Aim — Report the number of lines in these entries that contain "Атауы". Write only the number.

Records provided —
____________________

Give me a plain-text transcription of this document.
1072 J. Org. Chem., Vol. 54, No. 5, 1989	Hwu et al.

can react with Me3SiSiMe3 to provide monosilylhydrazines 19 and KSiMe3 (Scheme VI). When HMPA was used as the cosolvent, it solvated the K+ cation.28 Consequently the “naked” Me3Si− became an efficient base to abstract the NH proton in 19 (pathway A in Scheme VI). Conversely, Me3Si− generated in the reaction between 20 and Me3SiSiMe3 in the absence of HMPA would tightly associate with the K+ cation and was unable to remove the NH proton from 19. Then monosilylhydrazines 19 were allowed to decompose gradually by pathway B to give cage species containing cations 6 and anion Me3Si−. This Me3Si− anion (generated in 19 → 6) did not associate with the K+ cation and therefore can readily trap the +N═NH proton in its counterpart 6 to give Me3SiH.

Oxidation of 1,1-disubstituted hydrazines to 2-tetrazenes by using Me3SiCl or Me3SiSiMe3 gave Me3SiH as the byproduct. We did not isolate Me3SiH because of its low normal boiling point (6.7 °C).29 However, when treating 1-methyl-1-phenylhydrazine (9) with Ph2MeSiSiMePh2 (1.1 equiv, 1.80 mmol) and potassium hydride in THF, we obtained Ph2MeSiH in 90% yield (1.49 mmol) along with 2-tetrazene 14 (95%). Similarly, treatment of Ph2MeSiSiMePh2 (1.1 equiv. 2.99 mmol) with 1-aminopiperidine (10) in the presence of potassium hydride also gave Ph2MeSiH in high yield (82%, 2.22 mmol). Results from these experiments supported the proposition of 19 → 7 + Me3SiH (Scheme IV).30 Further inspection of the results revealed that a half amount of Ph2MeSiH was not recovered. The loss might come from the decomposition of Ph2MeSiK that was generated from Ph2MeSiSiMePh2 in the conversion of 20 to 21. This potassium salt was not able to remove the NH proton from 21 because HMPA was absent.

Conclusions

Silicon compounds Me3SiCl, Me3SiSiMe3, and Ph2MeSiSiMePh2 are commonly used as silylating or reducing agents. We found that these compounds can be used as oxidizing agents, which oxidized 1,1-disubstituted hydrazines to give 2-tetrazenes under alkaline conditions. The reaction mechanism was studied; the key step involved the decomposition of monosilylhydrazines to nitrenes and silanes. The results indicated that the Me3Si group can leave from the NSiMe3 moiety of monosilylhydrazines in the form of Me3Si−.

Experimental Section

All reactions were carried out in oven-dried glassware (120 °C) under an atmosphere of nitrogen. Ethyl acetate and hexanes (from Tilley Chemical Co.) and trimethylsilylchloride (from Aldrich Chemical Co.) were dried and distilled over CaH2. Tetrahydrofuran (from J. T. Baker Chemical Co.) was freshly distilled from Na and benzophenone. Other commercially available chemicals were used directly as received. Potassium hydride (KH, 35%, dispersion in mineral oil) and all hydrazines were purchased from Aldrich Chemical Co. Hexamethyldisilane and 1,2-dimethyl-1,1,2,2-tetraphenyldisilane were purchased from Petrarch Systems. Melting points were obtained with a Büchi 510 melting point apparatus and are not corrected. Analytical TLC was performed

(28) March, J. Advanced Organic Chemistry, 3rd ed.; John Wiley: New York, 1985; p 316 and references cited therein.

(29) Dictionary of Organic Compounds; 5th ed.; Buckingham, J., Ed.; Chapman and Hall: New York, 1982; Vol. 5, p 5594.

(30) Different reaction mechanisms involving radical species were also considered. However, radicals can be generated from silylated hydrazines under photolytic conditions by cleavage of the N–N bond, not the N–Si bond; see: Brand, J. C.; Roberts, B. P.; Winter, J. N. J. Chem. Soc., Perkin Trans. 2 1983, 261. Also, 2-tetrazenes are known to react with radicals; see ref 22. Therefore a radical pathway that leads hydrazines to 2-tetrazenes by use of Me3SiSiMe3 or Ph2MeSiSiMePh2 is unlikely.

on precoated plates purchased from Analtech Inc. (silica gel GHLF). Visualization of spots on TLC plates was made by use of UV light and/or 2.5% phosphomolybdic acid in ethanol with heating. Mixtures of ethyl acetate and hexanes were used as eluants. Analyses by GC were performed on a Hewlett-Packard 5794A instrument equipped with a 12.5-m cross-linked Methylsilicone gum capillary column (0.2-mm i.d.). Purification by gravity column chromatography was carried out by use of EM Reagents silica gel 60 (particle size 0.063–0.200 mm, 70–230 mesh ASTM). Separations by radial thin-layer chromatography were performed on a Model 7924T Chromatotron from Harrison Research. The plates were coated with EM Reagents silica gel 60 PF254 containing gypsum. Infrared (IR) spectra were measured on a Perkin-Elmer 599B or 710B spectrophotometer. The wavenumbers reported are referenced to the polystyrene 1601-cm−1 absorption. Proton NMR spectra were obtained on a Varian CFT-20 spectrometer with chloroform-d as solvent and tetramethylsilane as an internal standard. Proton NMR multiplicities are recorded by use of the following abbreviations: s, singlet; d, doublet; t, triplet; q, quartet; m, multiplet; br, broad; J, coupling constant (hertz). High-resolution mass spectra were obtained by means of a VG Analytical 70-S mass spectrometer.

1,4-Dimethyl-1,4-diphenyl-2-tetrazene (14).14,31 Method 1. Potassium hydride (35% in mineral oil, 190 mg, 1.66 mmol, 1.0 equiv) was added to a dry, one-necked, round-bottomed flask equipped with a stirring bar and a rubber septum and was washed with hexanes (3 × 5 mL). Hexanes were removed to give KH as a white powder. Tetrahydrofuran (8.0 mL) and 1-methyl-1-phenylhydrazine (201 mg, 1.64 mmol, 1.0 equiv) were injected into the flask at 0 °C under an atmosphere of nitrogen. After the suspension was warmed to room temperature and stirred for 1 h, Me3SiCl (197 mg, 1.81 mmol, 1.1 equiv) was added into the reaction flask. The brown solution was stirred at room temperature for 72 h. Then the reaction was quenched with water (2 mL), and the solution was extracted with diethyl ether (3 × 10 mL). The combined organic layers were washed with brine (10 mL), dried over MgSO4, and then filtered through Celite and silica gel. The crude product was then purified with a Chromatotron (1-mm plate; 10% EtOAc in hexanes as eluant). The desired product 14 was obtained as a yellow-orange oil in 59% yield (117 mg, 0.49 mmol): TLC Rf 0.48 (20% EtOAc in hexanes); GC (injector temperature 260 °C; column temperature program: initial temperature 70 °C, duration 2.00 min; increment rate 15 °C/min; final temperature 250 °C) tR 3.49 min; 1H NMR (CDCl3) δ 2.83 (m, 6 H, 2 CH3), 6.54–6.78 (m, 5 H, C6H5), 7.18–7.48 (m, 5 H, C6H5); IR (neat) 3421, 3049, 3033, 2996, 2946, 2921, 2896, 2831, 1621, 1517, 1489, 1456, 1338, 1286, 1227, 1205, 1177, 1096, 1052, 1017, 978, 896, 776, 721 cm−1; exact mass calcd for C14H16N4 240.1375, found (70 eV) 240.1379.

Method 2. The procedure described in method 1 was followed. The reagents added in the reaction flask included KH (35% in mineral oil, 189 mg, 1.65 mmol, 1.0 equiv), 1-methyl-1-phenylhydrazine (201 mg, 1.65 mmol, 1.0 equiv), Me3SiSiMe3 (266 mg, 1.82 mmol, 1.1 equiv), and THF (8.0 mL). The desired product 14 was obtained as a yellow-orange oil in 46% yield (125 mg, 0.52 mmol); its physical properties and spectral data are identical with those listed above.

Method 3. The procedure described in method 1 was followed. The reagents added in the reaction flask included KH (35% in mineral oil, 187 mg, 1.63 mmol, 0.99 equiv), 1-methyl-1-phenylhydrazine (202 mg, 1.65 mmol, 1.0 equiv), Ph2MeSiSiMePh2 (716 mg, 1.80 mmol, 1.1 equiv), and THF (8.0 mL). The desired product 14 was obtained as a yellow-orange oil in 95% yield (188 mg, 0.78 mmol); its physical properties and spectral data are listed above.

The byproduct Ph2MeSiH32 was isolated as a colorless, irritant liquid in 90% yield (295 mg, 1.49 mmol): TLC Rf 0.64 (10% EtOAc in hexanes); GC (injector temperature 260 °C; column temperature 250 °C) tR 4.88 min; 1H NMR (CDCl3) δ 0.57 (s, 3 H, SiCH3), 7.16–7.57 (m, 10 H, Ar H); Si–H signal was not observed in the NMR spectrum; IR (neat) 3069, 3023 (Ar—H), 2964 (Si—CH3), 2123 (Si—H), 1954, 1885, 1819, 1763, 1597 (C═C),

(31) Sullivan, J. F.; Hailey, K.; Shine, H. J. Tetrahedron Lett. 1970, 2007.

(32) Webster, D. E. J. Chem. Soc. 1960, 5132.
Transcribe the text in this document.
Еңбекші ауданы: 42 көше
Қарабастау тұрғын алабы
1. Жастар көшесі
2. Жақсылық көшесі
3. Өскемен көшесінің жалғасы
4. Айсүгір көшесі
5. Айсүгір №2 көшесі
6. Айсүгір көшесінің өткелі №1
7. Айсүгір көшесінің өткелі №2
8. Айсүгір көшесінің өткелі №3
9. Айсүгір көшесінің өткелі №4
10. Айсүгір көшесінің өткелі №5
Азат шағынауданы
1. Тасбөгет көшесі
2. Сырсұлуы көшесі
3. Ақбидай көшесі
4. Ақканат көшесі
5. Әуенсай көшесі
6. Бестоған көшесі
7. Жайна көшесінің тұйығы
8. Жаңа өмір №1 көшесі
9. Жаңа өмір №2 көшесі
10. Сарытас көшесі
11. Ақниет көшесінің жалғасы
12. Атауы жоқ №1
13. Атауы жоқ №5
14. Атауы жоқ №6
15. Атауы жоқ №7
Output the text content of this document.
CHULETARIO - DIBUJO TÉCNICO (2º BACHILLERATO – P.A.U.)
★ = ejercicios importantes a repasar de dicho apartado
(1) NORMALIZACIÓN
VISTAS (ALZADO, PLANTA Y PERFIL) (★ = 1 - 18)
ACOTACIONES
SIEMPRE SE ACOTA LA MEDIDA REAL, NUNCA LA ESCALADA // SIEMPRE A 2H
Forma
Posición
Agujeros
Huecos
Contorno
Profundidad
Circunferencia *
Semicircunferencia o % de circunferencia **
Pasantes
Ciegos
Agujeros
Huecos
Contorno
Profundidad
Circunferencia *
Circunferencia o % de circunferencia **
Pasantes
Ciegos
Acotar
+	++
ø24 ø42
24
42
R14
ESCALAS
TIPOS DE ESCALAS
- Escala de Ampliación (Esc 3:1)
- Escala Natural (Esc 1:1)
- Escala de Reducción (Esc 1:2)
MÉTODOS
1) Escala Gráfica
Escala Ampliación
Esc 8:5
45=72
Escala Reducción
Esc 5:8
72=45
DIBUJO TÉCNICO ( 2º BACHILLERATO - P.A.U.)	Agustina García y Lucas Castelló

____________________

Worked answer — 4